## EXERCISE TASK
Search the records below for the word "JSON" and show every line where it occurs.

## DATASET ENTRIES
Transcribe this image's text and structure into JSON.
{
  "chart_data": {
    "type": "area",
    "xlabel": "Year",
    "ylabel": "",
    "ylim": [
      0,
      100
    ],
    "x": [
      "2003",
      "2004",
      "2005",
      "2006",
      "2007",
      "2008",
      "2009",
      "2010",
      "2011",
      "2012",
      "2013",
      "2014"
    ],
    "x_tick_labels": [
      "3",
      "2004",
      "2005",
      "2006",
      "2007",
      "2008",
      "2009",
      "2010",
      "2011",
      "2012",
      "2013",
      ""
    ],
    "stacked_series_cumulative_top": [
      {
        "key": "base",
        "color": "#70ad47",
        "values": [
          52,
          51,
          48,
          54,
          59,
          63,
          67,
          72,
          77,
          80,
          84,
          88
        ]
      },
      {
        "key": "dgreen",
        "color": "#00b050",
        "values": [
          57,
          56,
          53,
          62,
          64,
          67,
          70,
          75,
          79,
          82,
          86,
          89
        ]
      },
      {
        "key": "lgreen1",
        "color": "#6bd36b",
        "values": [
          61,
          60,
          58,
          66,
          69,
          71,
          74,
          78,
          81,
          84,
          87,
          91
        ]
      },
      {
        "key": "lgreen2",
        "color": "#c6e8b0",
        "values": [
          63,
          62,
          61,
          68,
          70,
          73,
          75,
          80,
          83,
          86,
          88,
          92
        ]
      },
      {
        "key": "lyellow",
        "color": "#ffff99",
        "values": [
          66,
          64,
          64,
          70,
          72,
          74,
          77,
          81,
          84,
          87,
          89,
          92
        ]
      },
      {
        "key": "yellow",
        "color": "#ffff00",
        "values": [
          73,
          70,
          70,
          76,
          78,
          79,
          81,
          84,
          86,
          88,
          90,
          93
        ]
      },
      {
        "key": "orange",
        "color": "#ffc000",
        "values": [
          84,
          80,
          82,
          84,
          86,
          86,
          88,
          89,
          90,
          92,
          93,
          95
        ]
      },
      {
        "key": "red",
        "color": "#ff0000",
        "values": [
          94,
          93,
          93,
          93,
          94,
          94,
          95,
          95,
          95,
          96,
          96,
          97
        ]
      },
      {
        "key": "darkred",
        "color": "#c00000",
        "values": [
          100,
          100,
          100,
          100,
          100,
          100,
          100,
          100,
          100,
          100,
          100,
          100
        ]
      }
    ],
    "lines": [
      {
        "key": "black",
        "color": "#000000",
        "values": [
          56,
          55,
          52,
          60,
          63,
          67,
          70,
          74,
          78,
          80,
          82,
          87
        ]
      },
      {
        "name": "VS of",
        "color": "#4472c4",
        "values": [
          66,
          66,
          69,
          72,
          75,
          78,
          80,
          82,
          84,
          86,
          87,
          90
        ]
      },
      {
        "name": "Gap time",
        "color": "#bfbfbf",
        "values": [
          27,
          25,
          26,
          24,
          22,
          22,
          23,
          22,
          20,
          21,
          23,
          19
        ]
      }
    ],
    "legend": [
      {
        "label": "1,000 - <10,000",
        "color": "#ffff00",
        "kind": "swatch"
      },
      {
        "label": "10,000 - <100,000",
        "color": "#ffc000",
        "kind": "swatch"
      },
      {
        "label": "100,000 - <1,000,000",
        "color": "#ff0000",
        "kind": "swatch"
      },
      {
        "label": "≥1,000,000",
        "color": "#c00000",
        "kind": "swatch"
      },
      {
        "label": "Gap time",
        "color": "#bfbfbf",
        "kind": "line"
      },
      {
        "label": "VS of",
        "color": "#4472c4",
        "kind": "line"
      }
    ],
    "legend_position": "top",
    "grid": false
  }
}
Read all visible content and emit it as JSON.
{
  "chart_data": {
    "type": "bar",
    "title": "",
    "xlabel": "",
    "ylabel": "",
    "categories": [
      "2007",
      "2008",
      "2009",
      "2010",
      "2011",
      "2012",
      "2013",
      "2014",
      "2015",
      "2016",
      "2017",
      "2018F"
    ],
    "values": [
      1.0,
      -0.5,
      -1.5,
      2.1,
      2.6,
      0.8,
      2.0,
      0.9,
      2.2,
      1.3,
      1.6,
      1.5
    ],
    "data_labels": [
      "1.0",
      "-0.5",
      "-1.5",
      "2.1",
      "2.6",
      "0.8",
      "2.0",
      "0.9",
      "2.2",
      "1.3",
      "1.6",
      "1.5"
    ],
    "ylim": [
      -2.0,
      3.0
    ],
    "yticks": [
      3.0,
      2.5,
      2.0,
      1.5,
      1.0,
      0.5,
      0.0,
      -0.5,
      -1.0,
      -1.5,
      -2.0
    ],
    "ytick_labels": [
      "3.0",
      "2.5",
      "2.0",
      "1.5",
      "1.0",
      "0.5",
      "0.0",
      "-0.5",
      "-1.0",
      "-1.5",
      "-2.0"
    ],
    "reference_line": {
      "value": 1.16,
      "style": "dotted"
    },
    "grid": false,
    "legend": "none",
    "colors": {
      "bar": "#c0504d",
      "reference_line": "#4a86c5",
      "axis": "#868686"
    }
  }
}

## TASK RESULT
Transcribe this image's text and structure into JSON.
Read all visible content and emit it as JSON.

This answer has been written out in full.